◆ GIVEN INSTRUCTION:
Restate the listing that follows word for word, without its pictures.

◆ Data excerpts:
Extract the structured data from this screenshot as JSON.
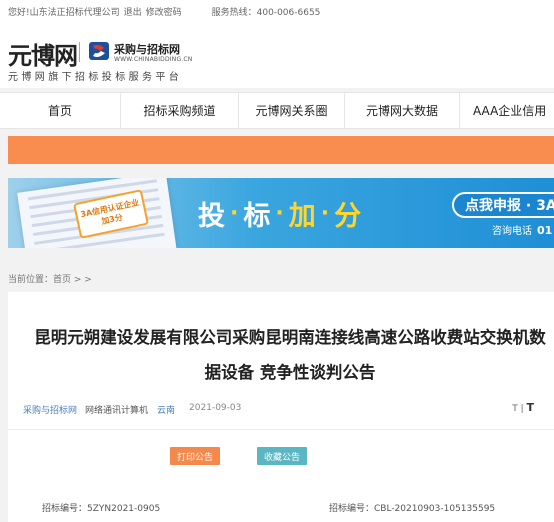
{
  "topbar": {
    "greeting": "您好!山东法正招标代理公司",
    "logout": "退出",
    "change_password": "修改密码",
    "hotline": "服务热线：400-006-6655"
  },
  "header": {
    "logo_yb": "元博网",
    "logo_cb_name": "采购与招标网",
    "logo_cb_url": "WWW.CHINABIDDING.CN",
    "slogan": "元博网旗下招标投标服务平台"
  },
  "nav": {
    "items": [
      {
        "label": "首页"
      },
      {
        "label": "招标采购频道"
      },
      {
        "label": "元博网关系圈"
      },
      {
        "label": "元博网大数据"
      },
      {
        "label": "AAA企业信用"
      }
    ]
  },
  "banner": {
    "badge_line1": "3A信用认证企业",
    "badge_line2": "加3分",
    "title_chars": [
      "投",
      "标",
      "加",
      "分"
    ],
    "apply_label": "点我申报 · 3A",
    "phone_label": "咨询电话",
    "phone_number": "01"
  },
  "breadcrumb": {
    "text": "当前位置：首页 > >"
  },
  "article": {
    "title": "昆明元朔建设发展有限公司采购昆明南连接线高速公路收费站交换机数据设备 竞争性谈判公告",
    "meta": {
      "source": "采购与招标网",
      "category": "网络通讯计算机",
      "region": "云南",
      "date": "2021-09-03"
    },
    "font_small": "T",
    "font_large": "T",
    "print_button": "打印公告",
    "favorite_button": "收藏公告",
    "project_no_left": "招标编号：5ZYN2021-0905",
    "project_no_right": "招标编号：CBL-20210903-105135595"
  },
  "colors": {
    "orange_bar": "#f98c4f",
    "print_button": "#f5884b",
    "favorite_button": "#59b6c2",
    "link_blue": "#4a7fb8",
    "banner_yellow": "#ffd52e"
  }
}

◆ WRITTEN SOLUTION:
Extract the structured data from this screenshot as JSON.
{
  "topbar": {
    "greeting": "您好!山东法正招标代理公司",
    "logout": "退出",
    "change_password": "修改密码",
    "hotline": "服务热线：400-006-6655"
  },
  "header": {
    "logo_yb": "元博网",
    "logo_cb_name": "采购与招标网",
    "logo_cb_url": "WWW.CHINABIDDING.CN",
    "slogan": "元博网旗下招标投标服务平台"
  },
  "nav": {
    "items": [
      {
        "label": "首页"
      },
      {
        "label": "招标采购频道"
      },
      {
        "label": "元博网关系圈"
      },
      {
        "label": "元博网大数据"
      },
      {
        "label": "AAA企业信用"
      }
    ]
  },
  "banner": {
    "badge_line1": "3A信用认证企业",
    "badge_line2": "加3分",
    "title_chars": [
      "投",
      "标",
      "加",
      "分"
    ],
    "apply_label": "点我申报 · 3A",
    "phone_label": "咨询电话",
    "phone_number": "01"
  },
  "breadcrumb": {
    "text": "当前位置：首页 > >"
  },
  "article": {
    "title": "昆明元朔建设发展有限公司采购昆明南连接线高速公路收费站交换机数据设备 竞争性谈判公告",
    "meta": {
      "source": "采购与招标网",
      "category": "网络通讯计算机",
      "region": "云南",
      "date": "2021-09-03"
    },
    "font_small": "T",
    "font_large": "T",
    "print_button": "打印公告",
    "favorite_button": "收藏公告",
    "project_no_left": "招标编号：5ZYN2021-0905",
    "project_no_right": "招标编号：CBL-20210903-105135595"
  },
  "colors": {
    "orange_bar": "#f98c4f",
    "print_button": "#f5884b",
    "favorite_button": "#59b6c2",
    "link_blue": "#4a7fb8",
    "banner_yellow": "#ffd52e"
  }
}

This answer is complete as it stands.